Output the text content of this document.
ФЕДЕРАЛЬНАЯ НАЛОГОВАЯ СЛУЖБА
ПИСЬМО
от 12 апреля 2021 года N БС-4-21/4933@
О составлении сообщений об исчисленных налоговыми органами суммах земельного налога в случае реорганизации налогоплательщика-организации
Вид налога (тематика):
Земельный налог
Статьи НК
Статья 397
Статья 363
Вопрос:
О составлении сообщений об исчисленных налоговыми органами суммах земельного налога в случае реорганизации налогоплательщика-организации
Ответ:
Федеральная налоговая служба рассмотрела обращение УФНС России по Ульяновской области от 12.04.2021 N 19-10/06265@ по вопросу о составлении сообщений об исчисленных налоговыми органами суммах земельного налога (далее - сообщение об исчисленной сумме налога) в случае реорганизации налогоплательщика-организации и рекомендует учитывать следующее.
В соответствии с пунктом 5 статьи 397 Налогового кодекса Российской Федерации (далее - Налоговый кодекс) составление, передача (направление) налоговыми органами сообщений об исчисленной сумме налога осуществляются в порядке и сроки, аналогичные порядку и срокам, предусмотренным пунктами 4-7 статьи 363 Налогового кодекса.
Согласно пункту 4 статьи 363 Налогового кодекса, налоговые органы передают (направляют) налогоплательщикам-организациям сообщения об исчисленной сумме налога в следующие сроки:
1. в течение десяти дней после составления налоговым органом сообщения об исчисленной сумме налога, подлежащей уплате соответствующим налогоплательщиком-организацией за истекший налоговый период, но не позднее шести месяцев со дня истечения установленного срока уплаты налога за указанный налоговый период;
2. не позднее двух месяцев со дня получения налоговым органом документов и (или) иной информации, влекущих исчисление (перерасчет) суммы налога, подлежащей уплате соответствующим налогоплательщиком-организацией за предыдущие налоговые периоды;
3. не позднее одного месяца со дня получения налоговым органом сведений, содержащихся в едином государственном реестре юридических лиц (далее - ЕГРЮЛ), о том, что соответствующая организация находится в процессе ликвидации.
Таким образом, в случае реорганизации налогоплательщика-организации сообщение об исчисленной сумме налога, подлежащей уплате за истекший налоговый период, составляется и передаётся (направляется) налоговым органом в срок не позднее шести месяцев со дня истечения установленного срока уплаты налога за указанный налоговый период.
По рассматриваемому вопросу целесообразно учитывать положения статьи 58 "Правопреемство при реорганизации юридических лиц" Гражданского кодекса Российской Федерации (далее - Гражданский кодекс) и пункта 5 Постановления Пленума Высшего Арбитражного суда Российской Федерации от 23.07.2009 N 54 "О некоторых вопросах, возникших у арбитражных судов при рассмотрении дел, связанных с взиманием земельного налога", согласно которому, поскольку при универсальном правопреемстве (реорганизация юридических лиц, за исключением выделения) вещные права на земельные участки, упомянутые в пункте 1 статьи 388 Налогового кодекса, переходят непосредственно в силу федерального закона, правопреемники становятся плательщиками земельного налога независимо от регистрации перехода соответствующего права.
......
Exercise aim |
Give an exact repetition of all the material.

Response to this task |
Output the text content of this document.
ФЕДЕРАЛЬНАЯ НАЛОГОВАЯ СЛУЖБА
ПИСЬМО
от 12 апреля 2021 года N БС-4-21/4933@
О составлении сообщений об исчисленных налоговыми органами суммах земельного налога в случае реорганизации налогоплательщика-организации
Вид налога (тематика):
Земельный налог
Статьи НК
Статья 397
Статья 363
Вопрос:
О составлении сообщений об исчисленных налоговыми органами суммах земельного налога в случае реорганизации налогоплательщика-организации
Ответ:
Федеральная налоговая служба рассмотрела обращение УФНС России по Ульяновской области от 12.04.2021 N 19-10/06265@ по вопросу о составлении сообщений об исчисленных налоговыми органами суммах земельного налога (далее - сообщение об исчисленной сумме налога) в случае реорганизации налогоплательщика-организации и рекомендует учитывать следующее.
В соответствии с пунктом 5 статьи 397 Налогового кодекса Российской Федерации (далее - Налоговый кодекс) составление, передача (направление) налоговыми органами сообщений об исчисленной сумме налога осуществляются в порядке и сроки, аналогичные порядку и срокам, предусмотренным пунктами 4-7 статьи 363 Налогового кодекса.
Согласно пункту 4 статьи 363 Налогового кодекса, налоговые органы передают (направляют) налогоплательщикам-организациям сообщения об исчисленной сумме налога в следующие сроки:
1. в течение десяти дней после составления налоговым органом сообщения об исчисленной сумме налога, подлежащей уплате соответствующим налогоплательщиком-организацией за истекший налоговый период, но не позднее шести месяцев со дня истечения установленного срока уплаты налога за указанный налоговый период;
2. не позднее двух месяцев со дня получения налоговым органом документов и (или) иной информации, влекущих исчисление (перерасчет) суммы налога, подлежащей уплате соответствующим налогоплательщиком-организацией за предыдущие налоговые периоды;
3. не позднее одного месяца со дня получения налоговым органом сведений, содержащихся в едином государственном реестре юридических лиц (далее - ЕГРЮЛ), о том, что соответствующая организация находится в процессе ликвидации.
Таким образом, в случае реорганизации налогоплательщика-организации сообщение об исчисленной сумме налога, подлежащей уплате за истекший налоговый период, составляется и передаётся (направляется) налоговым органом в срок не позднее шести месяцев со дня истечения установленного срока уплаты налога за указанный налоговый период.
По рассматриваемому вопросу целесообразно учитывать положения статьи 58 "Правопреемство при реорганизации юридических лиц" Гражданского кодекса Российской Федерации (далее - Гражданский кодекс) и пункта 5 Постановления Пленума Высшего Арбитражного суда Российской Федерации от 23.07.2009 N 54 "О некоторых вопросах, возникших у арбитражных судов при рассмотрении дел, связанных с взиманием земельного налога", согласно которому, поскольку при универсальном правопреемстве (реорганизация юридических лиц, за исключением выделения) вещные права на земельные участки, упомянутые в пункте 1 статьи 388 Налогового кодекса, переходят непосредственно в силу федерального закона, правопреемники становятся плательщиками земельного налога независимо от регистрации перехода соответствующего права.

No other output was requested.